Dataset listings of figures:
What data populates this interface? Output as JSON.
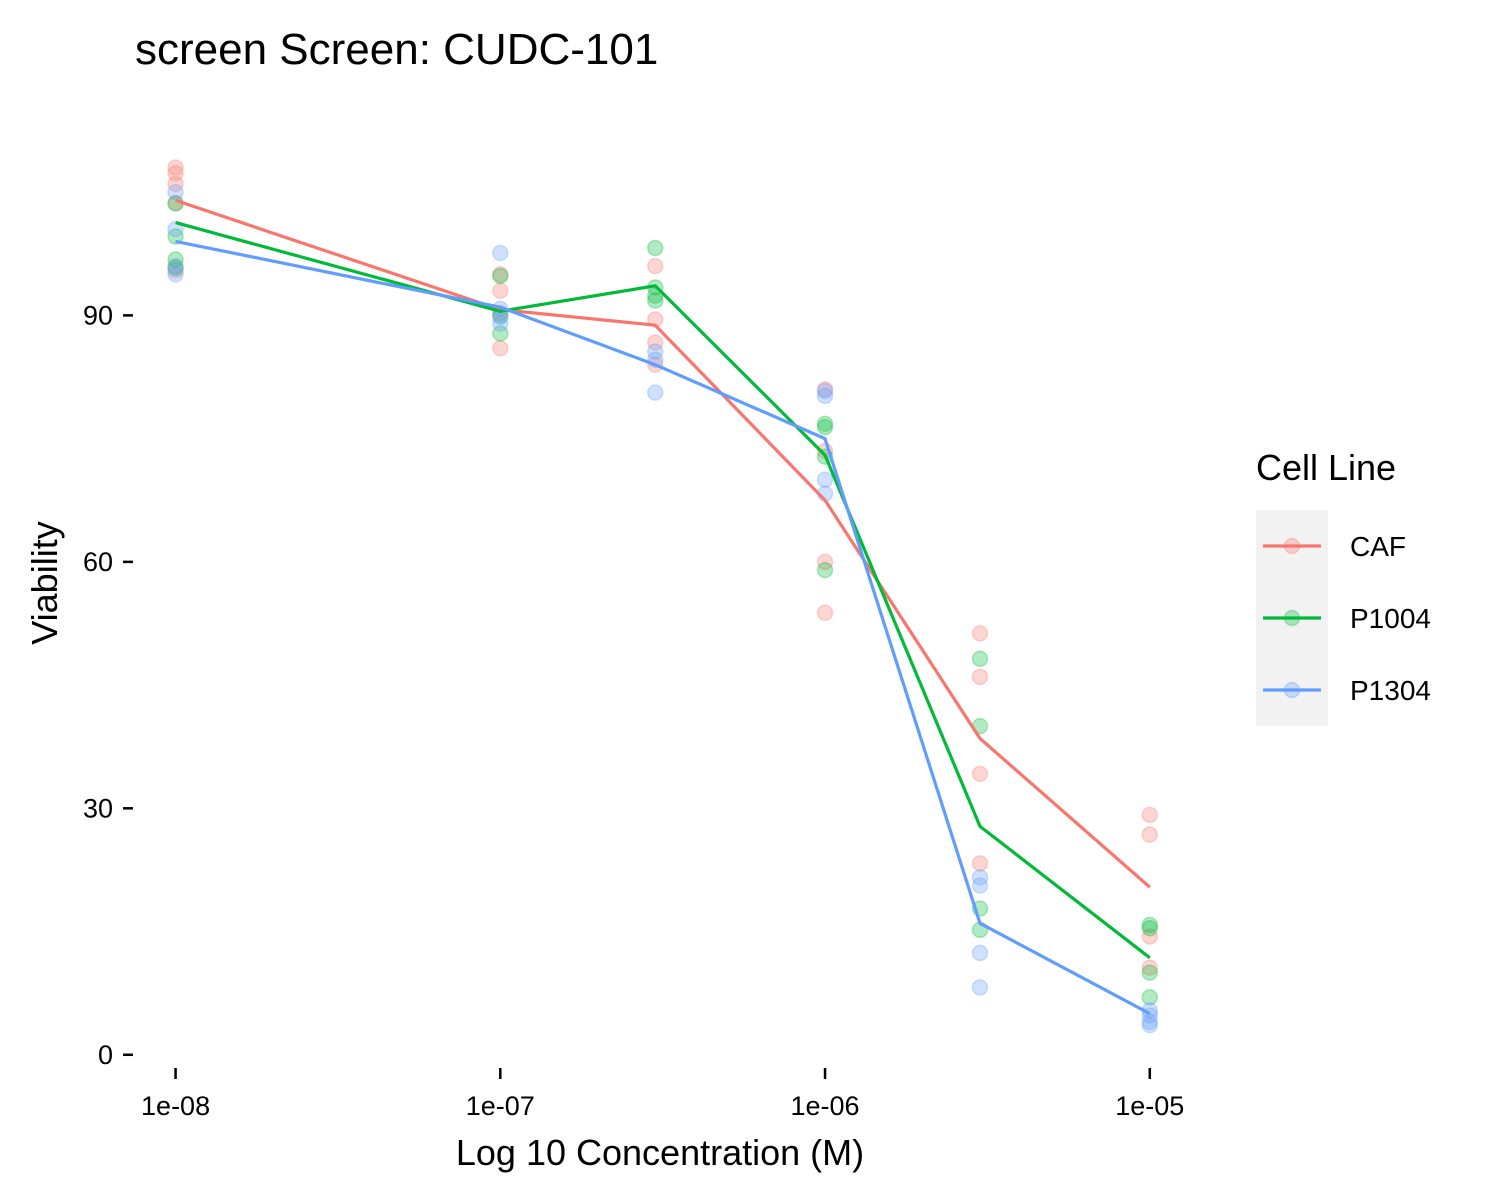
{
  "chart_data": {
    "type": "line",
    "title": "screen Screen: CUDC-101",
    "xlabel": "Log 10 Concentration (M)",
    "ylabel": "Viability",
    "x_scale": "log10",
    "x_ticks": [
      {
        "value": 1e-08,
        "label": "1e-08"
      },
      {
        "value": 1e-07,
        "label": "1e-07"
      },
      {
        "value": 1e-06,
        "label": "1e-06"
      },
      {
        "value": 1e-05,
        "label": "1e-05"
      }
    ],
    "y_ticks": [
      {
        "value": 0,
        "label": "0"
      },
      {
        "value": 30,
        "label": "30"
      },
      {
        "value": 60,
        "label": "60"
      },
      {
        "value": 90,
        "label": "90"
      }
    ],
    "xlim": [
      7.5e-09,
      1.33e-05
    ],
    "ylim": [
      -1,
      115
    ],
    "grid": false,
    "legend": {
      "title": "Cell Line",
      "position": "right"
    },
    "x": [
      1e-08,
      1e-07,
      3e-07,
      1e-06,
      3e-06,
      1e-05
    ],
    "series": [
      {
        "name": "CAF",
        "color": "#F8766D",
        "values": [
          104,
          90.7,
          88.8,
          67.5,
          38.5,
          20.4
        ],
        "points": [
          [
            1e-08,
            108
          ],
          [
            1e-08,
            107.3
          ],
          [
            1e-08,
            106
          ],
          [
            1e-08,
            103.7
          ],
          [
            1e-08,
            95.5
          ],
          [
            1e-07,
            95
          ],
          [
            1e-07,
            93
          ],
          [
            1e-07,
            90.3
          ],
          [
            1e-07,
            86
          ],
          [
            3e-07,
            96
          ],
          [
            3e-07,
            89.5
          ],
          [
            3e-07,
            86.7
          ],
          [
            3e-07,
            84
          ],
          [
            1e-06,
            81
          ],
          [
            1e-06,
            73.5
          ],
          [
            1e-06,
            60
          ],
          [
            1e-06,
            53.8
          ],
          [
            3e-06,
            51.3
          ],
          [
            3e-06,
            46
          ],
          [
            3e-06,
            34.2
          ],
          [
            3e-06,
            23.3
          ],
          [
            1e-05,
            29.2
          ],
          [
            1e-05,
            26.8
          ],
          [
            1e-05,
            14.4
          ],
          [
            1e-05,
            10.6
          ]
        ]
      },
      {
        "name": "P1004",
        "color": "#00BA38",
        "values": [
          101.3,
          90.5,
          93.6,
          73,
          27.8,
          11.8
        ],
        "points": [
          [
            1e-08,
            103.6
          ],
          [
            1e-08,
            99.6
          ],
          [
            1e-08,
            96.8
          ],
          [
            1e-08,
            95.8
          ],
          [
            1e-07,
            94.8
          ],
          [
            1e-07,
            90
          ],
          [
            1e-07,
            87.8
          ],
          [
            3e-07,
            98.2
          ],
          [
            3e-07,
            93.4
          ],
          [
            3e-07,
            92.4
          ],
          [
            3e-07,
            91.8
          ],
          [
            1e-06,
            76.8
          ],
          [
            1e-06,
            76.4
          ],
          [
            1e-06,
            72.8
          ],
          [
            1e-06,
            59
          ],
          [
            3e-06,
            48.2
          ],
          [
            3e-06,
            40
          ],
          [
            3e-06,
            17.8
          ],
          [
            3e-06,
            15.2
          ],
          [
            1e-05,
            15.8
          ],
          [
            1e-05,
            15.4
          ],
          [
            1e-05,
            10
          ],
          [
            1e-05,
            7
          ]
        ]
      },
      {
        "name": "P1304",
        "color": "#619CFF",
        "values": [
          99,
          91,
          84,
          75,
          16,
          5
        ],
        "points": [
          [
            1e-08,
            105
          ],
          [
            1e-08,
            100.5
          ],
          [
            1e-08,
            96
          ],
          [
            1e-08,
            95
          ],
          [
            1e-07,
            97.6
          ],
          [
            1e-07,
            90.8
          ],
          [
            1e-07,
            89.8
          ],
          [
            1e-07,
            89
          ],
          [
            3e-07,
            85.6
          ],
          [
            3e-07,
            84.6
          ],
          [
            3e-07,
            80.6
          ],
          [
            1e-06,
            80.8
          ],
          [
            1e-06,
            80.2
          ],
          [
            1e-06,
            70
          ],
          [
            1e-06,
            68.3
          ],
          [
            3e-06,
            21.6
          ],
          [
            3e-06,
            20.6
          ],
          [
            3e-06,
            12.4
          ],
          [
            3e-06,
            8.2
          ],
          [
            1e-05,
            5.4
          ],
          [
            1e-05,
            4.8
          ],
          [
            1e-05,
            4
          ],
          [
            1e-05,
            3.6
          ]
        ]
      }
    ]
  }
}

THE PROBLEM:
Reproduce all the records verbatim, excluding images.

WRITTEN RESPONSE:
What data populates this interface? Output as JSON.
{
  "chart_data": {
    "type": "line",
    "title": "screen Screen: CUDC-101",
    "xlabel": "Log 10 Concentration (M)",
    "ylabel": "Viability",
    "x_scale": "log10",
    "x_ticks": [
      {
        "value": 1e-08,
        "label": "1e-08"
      },
      {
        "value": 1e-07,
        "label": "1e-07"
      },
      {
        "value": 1e-06,
        "label": "1e-06"
      },
      {
        "value": 1e-05,
        "label": "1e-05"
      }
    ],
    "y_ticks": [
      {
        "value": 0,
        "label": "0"
      },
      {
        "value": 30,
        "label": "30"
      },
      {
        "value": 60,
        "label": "60"
      },
      {
        "value": 90,
        "label": "90"
      }
    ],
    "xlim": [
      7.5e-09,
      1.33e-05
    ],
    "ylim": [
      -1,
      115
    ],
    "grid": false,
    "legend": {
      "title": "Cell Line",
      "position": "right"
    },
    "x": [
      1e-08,
      1e-07,
      3e-07,
      1e-06,
      3e-06,
      1e-05
    ],
    "series": [
      {
        "name": "CAF",
        "color": "#F8766D",
        "values": [
          104,
          90.7,
          88.8,
          67.5,
          38.5,
          20.4
        ],
        "points": [
          [
            1e-08,
            108
          ],
          [
            1e-08,
            107.3
          ],
          [
            1e-08,
            106
          ],
          [
            1e-08,
            103.7
          ],
          [
            1e-08,
            95.5
          ],
          [
            1e-07,
            95
          ],
          [
            1e-07,
            93
          ],
          [
            1e-07,
            90.3
          ],
          [
            1e-07,
            86
          ],
          [
            3e-07,
            96
          ],
          [
            3e-07,
            89.5
          ],
          [
            3e-07,
            86.7
          ],
          [
            3e-07,
            84
          ],
          [
            1e-06,
            81
          ],
          [
            1e-06,
            73.5
          ],
          [
            1e-06,
            60
          ],
          [
            1e-06,
            53.8
          ],
          [
            3e-06,
            51.3
          ],
          [
            3e-06,
            46
          ],
          [
            3e-06,
            34.2
          ],
          [
            3e-06,
            23.3
          ],
          [
            1e-05,
            29.2
          ],
          [
            1e-05,
            26.8
          ],
          [
            1e-05,
            14.4
          ],
          [
            1e-05,
            10.6
          ]
        ]
      },
      {
        "name": "P1004",
        "color": "#00BA38",
        "values": [
          101.3,
          90.5,
          93.6,
          73,
          27.8,
          11.8
        ],
        "points": [
          [
            1e-08,
            103.6
          ],
          [
            1e-08,
            99.6
          ],
          [
            1e-08,
            96.8
          ],
          [
            1e-08,
            95.8
          ],
          [
            1e-07,
            94.8
          ],
          [
            1e-07,
            90
          ],
          [
            1e-07,
            87.8
          ],
          [
            3e-07,
            98.2
          ],
          [
            3e-07,
            93.4
          ],
          [
            3e-07,
            92.4
          ],
          [
            3e-07,
            91.8
          ],
          [
            1e-06,
            76.8
          ],
          [
            1e-06,
            76.4
          ],
          [
            1e-06,
            72.8
          ],
          [
            1e-06,
            59
          ],
          [
            3e-06,
            48.2
          ],
          [
            3e-06,
            40
          ],
          [
            3e-06,
            17.8
          ],
          [
            3e-06,
            15.2
          ],
          [
            1e-05,
            15.8
          ],
          [
            1e-05,
            15.4
          ],
          [
            1e-05,
            10
          ],
          [
            1e-05,
            7
          ]
        ]
      },
      {
        "name": "P1304",
        "color": "#619CFF",
        "values": [
          99,
          91,
          84,
          75,
          16,
          5
        ],
        "points": [
          [
            1e-08,
            105
          ],
          [
            1e-08,
            100.5
          ],
          [
            1e-08,
            96
          ],
          [
            1e-08,
            95
          ],
          [
            1e-07,
            97.6
          ],
          [
            1e-07,
            90.8
          ],
          [
            1e-07,
            89.8
          ],
          [
            1e-07,
            89
          ],
          [
            3e-07,
            85.6
          ],
          [
            3e-07,
            84.6
          ],
          [
            3e-07,
            80.6
          ],
          [
            1e-06,
            80.8
          ],
          [
            1e-06,
            80.2
          ],
          [
            1e-06,
            70
          ],
          [
            1e-06,
            68.3
          ],
          [
            3e-06,
            21.6
          ],
          [
            3e-06,
            20.6
          ],
          [
            3e-06,
            12.4
          ],
          [
            3e-06,
            8.2
          ],
          [
            1e-05,
            5.4
          ],
          [
            1e-05,
            4.8
          ],
          [
            1e-05,
            4
          ],
          [
            1e-05,
            3.6
          ]
        ]
      }
    ]
  }
}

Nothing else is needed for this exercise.